(Collected data)
========
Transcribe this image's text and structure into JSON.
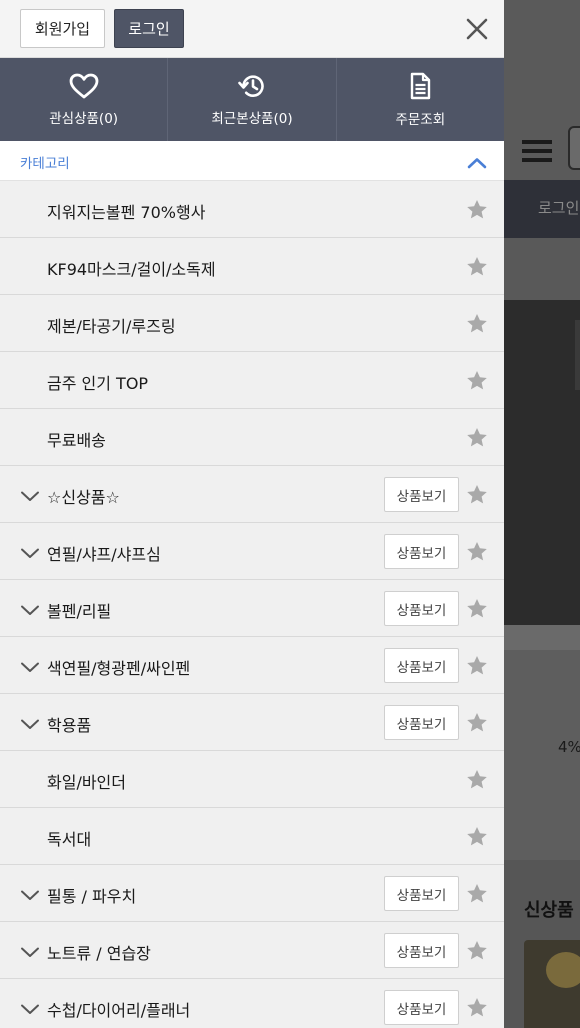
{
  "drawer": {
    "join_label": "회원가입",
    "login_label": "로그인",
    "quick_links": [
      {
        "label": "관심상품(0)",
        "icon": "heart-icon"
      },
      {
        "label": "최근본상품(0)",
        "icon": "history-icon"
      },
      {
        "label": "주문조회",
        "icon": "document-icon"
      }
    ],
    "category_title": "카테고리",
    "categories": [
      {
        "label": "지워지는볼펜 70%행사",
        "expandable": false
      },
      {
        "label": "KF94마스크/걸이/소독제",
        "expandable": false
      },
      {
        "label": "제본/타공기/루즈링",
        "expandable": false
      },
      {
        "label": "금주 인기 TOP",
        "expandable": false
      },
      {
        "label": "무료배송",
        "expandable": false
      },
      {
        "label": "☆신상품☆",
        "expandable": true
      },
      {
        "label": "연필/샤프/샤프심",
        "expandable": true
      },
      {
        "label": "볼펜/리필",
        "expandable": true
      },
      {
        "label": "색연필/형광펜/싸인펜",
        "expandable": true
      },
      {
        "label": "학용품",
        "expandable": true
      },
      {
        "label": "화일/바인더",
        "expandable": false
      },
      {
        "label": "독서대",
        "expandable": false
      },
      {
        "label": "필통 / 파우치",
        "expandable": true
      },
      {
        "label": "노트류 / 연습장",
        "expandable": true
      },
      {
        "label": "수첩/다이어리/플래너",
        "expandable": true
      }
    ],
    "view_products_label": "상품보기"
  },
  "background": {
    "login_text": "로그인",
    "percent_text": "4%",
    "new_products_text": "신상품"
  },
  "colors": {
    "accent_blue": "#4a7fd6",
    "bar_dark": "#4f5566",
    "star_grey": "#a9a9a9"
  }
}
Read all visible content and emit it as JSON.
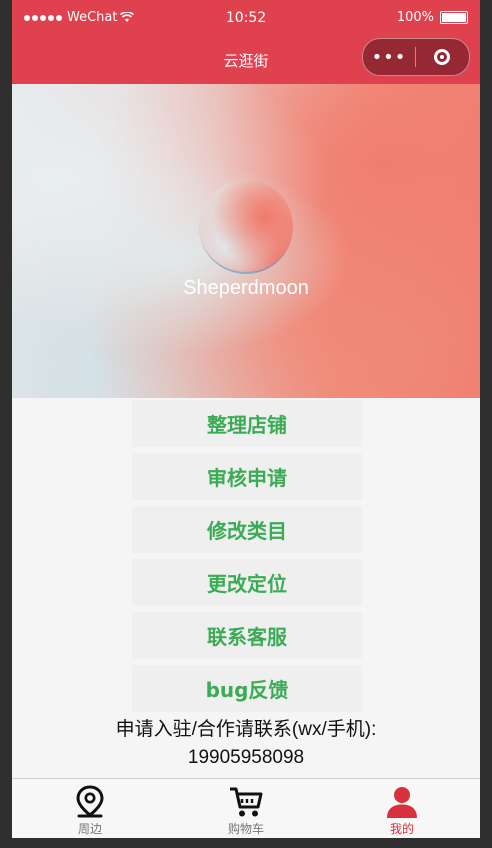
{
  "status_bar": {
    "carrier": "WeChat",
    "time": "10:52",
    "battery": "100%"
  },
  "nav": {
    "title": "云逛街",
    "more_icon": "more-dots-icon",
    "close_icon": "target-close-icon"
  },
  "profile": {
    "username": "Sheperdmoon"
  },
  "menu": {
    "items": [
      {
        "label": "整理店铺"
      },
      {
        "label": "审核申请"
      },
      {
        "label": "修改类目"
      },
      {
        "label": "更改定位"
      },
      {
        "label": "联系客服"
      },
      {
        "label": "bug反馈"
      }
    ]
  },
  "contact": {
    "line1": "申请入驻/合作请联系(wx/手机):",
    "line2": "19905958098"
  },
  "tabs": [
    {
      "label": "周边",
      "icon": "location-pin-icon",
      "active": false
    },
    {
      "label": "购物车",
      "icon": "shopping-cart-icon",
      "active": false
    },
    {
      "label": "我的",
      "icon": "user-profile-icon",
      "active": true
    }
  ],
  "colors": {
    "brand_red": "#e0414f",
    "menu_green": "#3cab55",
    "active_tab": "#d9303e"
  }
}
========
Choose all lines containing the string "JSON" and copy them out.

Transcribe this image's text and structure into JSON.
Read all visible content and emit it as JSON.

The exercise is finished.